Aim of the task: Scan the material that follows. Copy every line containing the word "potenze".

Records from a data collection:

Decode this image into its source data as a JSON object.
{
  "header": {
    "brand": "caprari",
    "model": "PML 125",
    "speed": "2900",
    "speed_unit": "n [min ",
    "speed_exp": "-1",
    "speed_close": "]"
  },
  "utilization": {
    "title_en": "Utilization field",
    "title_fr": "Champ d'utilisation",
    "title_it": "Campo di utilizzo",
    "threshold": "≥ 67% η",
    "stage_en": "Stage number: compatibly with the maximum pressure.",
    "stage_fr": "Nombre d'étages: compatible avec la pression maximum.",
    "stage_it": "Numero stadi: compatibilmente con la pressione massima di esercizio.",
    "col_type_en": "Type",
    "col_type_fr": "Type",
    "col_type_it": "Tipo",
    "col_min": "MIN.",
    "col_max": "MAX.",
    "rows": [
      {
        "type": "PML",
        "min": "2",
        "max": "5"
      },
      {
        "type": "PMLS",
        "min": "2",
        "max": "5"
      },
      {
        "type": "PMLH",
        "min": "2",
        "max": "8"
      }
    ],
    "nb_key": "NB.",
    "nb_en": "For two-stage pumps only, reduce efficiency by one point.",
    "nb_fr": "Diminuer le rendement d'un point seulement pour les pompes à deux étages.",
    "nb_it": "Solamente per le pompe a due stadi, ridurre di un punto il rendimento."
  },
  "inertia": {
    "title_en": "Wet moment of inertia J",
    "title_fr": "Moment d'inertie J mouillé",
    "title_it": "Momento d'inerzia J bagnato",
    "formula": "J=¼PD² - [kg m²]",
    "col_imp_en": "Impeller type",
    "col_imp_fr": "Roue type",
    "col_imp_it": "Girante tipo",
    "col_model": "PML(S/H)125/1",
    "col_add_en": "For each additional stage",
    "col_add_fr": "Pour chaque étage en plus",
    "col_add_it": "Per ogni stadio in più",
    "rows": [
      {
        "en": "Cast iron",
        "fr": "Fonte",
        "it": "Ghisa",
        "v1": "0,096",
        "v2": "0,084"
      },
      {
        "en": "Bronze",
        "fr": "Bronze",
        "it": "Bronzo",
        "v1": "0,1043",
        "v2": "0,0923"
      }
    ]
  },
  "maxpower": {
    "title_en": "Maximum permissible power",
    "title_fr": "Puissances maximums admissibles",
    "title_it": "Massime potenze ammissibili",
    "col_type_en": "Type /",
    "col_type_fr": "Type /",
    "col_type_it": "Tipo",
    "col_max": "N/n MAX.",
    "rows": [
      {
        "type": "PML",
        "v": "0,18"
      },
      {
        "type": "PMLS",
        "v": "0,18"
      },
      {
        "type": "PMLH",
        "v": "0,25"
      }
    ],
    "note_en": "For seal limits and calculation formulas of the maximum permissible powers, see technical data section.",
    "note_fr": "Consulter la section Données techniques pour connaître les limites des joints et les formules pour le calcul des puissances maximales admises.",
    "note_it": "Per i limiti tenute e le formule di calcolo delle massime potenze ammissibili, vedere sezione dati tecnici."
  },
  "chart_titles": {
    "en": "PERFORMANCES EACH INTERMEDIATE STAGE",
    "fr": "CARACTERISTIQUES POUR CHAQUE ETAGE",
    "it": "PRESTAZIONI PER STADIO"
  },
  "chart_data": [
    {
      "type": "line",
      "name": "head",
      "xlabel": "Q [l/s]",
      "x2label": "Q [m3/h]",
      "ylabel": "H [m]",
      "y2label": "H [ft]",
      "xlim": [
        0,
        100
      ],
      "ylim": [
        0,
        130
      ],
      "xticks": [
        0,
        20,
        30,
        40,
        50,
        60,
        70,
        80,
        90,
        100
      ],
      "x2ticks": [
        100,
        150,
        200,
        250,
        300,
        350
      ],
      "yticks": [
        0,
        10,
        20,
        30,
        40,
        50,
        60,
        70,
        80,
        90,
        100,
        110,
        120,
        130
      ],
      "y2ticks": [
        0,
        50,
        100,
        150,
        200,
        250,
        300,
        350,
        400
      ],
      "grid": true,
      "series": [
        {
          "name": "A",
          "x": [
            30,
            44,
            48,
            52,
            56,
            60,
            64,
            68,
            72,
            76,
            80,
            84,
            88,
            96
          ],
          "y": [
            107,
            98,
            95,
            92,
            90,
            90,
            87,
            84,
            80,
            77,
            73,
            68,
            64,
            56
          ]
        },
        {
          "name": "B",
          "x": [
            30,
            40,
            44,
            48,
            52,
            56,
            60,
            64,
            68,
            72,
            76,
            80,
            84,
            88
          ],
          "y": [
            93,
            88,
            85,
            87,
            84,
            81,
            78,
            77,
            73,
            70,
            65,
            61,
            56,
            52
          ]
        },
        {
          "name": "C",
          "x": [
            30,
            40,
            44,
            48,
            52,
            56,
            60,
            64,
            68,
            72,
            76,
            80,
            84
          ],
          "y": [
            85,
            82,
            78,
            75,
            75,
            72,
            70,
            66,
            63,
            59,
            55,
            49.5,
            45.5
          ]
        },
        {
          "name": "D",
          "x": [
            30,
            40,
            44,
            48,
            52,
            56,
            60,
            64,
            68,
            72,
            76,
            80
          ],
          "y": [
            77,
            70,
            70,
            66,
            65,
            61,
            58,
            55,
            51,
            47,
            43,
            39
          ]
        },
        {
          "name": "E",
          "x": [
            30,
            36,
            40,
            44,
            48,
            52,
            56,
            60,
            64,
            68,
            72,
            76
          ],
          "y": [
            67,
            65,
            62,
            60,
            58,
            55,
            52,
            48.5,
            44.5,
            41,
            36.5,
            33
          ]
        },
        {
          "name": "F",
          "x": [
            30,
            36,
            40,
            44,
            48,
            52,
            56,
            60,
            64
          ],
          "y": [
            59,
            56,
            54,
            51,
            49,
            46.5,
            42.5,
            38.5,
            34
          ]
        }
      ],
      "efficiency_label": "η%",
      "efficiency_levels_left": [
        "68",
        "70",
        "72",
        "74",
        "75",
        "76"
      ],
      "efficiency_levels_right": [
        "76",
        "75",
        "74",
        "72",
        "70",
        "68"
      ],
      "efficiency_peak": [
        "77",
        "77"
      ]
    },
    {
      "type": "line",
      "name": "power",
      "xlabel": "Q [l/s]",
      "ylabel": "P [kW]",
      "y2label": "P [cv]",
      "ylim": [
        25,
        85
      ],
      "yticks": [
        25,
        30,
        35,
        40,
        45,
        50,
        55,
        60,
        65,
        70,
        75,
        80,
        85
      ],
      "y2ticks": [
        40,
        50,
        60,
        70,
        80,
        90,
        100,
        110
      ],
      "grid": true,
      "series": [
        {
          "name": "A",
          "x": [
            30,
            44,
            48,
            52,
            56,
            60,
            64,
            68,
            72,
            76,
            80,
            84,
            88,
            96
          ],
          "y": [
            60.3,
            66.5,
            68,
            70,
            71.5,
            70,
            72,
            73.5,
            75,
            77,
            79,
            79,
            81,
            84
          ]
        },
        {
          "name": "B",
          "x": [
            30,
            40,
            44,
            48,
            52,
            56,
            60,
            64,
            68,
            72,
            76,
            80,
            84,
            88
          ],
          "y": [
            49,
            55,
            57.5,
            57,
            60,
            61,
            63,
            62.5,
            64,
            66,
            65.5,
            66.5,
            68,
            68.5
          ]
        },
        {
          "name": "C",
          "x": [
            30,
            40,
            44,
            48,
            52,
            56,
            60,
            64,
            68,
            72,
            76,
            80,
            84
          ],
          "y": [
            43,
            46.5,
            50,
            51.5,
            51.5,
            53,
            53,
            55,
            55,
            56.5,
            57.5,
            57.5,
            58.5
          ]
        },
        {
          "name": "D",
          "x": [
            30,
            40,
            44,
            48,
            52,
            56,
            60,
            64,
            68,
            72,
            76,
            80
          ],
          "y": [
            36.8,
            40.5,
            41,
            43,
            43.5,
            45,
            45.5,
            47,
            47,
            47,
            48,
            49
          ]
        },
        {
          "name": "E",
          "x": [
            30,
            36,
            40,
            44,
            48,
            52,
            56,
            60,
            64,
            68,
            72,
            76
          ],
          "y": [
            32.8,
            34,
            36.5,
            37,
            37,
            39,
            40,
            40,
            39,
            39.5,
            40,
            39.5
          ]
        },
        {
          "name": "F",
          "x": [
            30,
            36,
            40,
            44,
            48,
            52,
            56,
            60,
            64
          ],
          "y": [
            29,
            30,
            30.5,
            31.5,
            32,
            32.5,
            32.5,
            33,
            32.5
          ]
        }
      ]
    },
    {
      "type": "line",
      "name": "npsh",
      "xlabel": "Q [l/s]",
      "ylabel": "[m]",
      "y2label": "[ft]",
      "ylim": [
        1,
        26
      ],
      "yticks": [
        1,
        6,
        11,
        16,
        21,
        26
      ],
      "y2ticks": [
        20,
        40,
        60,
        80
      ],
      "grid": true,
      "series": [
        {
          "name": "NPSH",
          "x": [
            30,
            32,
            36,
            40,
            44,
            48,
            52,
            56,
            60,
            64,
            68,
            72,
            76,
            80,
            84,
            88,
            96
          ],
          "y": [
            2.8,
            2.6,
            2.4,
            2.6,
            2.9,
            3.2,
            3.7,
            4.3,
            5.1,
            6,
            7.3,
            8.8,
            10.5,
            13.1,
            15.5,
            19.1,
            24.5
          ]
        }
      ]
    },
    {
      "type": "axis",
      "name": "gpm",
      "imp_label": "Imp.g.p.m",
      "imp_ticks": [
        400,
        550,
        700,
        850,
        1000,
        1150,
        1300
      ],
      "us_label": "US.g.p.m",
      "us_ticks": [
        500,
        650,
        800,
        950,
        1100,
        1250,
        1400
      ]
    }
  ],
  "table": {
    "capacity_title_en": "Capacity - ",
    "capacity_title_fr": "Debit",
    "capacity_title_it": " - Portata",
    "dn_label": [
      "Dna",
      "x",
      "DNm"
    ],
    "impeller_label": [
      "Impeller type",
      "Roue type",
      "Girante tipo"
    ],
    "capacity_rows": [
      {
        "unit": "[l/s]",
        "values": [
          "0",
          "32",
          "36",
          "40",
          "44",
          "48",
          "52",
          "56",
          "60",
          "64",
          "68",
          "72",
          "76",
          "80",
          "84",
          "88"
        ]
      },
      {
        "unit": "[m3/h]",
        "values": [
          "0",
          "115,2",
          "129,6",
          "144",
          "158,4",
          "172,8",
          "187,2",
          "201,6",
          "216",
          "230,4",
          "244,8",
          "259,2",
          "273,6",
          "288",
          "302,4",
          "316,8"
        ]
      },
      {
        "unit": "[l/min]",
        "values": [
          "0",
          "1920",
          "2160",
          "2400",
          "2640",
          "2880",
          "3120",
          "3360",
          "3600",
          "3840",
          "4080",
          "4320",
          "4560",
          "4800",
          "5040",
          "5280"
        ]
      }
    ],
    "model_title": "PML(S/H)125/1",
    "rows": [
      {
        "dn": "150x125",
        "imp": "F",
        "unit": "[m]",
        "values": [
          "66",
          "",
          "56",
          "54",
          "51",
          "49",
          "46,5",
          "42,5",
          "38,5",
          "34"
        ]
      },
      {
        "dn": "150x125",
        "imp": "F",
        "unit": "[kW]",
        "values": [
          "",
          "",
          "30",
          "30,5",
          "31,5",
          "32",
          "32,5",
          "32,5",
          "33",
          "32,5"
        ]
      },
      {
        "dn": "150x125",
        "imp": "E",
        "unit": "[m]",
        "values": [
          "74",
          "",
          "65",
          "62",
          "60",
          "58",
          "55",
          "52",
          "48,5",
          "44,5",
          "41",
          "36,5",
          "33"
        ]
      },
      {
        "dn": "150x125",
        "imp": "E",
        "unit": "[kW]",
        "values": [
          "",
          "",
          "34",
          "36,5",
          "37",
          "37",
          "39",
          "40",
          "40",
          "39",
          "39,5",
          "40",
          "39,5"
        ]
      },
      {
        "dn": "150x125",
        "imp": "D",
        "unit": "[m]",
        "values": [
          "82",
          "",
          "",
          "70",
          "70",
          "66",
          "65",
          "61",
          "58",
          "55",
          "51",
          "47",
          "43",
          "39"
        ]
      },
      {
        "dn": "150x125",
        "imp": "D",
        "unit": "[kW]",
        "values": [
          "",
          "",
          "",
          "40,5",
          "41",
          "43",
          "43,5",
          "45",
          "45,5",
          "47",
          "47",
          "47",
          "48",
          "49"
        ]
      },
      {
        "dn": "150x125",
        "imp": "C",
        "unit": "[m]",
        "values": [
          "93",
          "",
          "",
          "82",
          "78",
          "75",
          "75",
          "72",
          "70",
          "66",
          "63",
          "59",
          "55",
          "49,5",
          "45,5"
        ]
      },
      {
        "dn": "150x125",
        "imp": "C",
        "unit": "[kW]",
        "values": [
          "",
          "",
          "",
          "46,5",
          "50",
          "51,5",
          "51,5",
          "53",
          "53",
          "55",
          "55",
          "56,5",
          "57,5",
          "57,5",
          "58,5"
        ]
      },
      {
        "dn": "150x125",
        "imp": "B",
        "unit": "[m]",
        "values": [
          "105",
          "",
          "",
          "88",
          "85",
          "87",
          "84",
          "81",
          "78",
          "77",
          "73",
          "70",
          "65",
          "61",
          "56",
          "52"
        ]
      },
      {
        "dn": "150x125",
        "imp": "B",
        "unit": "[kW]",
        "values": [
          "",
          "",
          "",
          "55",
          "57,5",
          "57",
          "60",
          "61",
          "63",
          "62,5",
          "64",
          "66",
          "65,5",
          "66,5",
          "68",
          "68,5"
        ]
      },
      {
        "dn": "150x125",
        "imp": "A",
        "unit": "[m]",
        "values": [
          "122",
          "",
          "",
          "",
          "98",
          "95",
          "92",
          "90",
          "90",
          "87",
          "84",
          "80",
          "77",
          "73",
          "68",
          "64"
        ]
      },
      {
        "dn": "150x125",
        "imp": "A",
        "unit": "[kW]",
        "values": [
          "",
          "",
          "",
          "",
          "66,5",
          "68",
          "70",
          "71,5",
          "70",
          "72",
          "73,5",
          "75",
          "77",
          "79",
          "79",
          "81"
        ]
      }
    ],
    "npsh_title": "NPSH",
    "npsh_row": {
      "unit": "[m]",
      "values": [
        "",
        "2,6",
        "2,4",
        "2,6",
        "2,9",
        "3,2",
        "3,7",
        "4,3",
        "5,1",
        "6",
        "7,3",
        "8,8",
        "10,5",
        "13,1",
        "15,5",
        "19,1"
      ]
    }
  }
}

Response to the task:
    "title_it": "Massime potenze ammissibili",
    "note_it": "Per i limiti tenute e le formule di calcolo delle massime potenze ammissibili, vedere sezione dati tecnici."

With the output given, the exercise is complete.